--- Data lines ---
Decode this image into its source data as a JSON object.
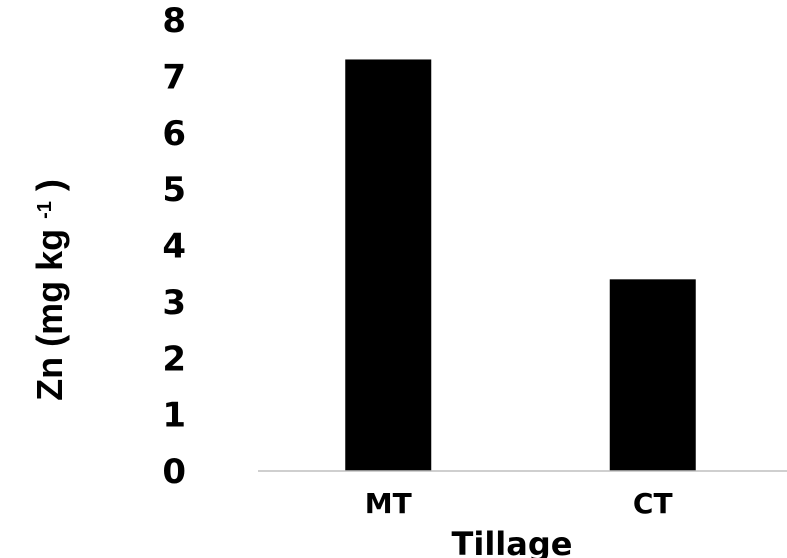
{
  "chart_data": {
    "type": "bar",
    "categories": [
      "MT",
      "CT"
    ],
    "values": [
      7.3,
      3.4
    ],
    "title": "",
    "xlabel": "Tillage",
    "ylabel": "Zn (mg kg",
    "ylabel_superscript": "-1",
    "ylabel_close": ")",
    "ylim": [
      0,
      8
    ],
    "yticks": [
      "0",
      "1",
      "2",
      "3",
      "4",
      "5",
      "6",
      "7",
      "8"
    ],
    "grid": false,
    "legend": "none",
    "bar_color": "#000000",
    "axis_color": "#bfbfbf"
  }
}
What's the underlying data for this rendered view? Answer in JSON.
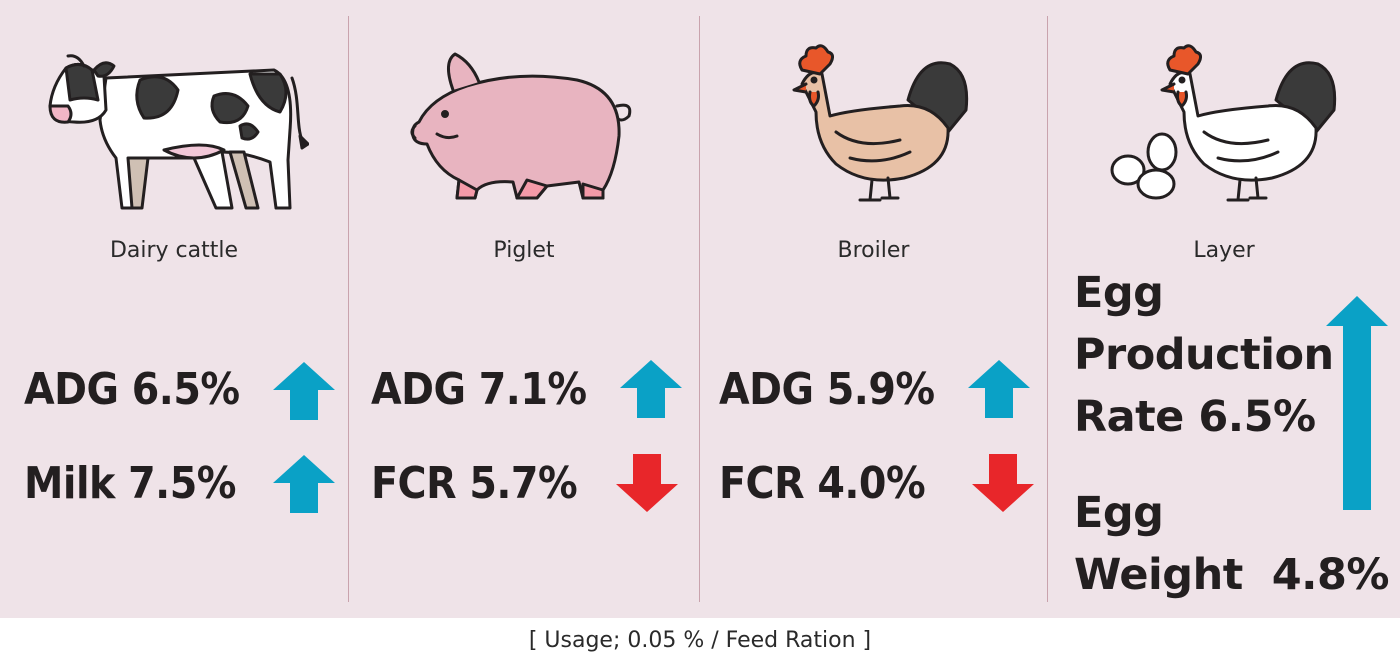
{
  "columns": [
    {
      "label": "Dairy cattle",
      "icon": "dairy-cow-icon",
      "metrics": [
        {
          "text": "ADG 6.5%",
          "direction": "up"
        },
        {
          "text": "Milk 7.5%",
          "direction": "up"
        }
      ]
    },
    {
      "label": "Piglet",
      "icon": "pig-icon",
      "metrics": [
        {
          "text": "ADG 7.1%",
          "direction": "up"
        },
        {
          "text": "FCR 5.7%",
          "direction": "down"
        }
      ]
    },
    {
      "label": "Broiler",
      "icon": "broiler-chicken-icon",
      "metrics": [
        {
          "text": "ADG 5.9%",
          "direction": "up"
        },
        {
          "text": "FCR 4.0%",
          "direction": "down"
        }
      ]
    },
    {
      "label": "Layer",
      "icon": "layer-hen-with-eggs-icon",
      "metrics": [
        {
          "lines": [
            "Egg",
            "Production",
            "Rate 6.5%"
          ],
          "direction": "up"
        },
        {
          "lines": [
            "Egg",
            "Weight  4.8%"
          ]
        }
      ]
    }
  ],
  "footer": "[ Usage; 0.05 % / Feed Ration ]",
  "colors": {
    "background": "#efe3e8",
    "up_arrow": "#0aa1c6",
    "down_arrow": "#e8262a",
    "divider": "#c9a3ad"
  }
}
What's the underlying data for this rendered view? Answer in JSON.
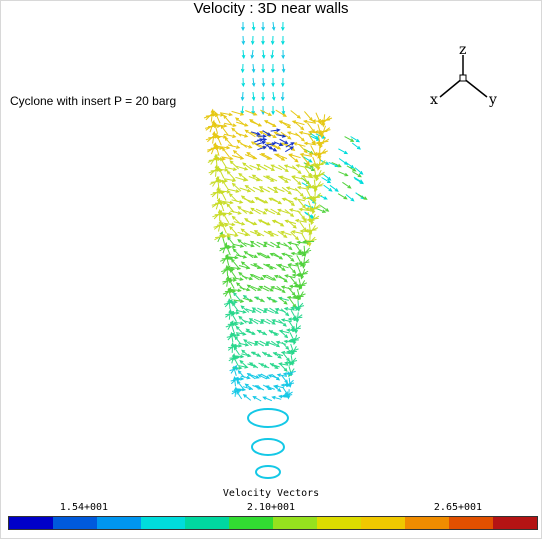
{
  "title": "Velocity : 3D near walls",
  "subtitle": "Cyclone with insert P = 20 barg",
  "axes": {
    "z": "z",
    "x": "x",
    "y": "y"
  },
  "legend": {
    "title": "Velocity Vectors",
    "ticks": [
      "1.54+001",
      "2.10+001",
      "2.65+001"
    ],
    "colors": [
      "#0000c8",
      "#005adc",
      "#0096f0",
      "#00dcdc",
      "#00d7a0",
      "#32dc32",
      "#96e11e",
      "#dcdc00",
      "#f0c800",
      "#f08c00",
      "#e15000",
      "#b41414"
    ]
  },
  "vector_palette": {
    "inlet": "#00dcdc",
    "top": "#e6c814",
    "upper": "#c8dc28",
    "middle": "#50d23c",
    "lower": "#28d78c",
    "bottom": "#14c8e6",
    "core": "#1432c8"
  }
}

--- Task statement ---
Each entry above is to be written out again unchanged, apart from the pictures, which are left out.

--- Written answer ---
Decode this image into its source data as a JSON object.
{
  "chart_data": {
    "type": "bar",
    "categories": [
      "MT",
      "CT"
    ],
    "values": [
      7.3,
      3.4
    ],
    "title": "",
    "xlabel": "Tillage",
    "ylabel": "Zn (mg kg",
    "ylabel_superscript": "-1",
    "ylabel_close": ")",
    "ylim": [
      0,
      8
    ],
    "yticks": [
      "0",
      "1",
      "2",
      "3",
      "4",
      "5",
      "6",
      "7",
      "8"
    ],
    "grid": false,
    "legend": "none",
    "bar_color": "#000000",
    "axis_color": "#bfbfbf"
  }
}
What's the underlying data for this rendered view? Answer in JSON.
{
  "columns": [
    {
      "label": "Dairy cattle",
      "icon": "dairy-cow-icon",
      "metrics": [
        {
          "text": "ADG 6.5%",
          "direction": "up"
        },
        {
          "text": "Milk 7.5%",
          "direction": "up"
        }
      ]
    },
    {
      "label": "Piglet",
      "icon": "pig-icon",
      "metrics": [
        {
          "text": "ADG 7.1%",
          "direction": "up"
        },
        {
          "text": "FCR 5.7%",
          "direction": "down"
        }
      ]
    },
    {
      "label": "Broiler",
      "icon": "broiler-chicken-icon",
      "metrics": [
        {
          "text": "ADG 5.9%",
          "direction": "up"
        },
        {
          "text": "FCR 4.0%",
          "direction": "down"
        }
      ]
    },
    {
      "label": "Layer",
      "icon": "layer-hen-with-eggs-icon",
      "metrics": [
        {
          "lines": [
            "Egg",
            "Production",
            "Rate 6.5%"
          ],
          "direction": "up"
        },
        {
          "lines": [
            "Egg",
            "Weight  4.8%"
          ]
        }
      ]
    }
  ],
  "footer": "[ Usage; 0.05 % / Feed Ration ]",
  "colors": {
    "background": "#efe3e8",
    "up_arrow": "#0aa1c6",
    "down_arrow": "#e8262a",
    "divider": "#c9a3ad"
  }
}
What's the underlying data for this rendered view? Answer in JSON.
{
  "title": "Velocity : 3D near walls",
  "subtitle": "Cyclone with insert P = 20 barg",
  "axes": {
    "z": "z",
    "x": "x",
    "y": "y"
  },
  "legend": {
    "title": "Velocity Vectors",
    "ticks": [
      "1.54+001",
      "2.10+001",
      "2.65+001"
    ],
    "colors": [
      "#0000c8",
      "#005adc",
      "#0096f0",
      "#00dcdc",
      "#00d7a0",
      "#32dc32",
      "#96e11e",
      "#dcdc00",
      "#f0c800",
      "#f08c00",
      "#e15000",
      "#b41414"
    ]
  },
  "vector_palette": {
    "inlet": "#00dcdc",
    "top": "#e6c814",
    "upper": "#c8dc28",
    "middle": "#50d23c",
    "lower": "#28d78c",
    "bottom": "#14c8e6",
    "core": "#1432c8"
  }
}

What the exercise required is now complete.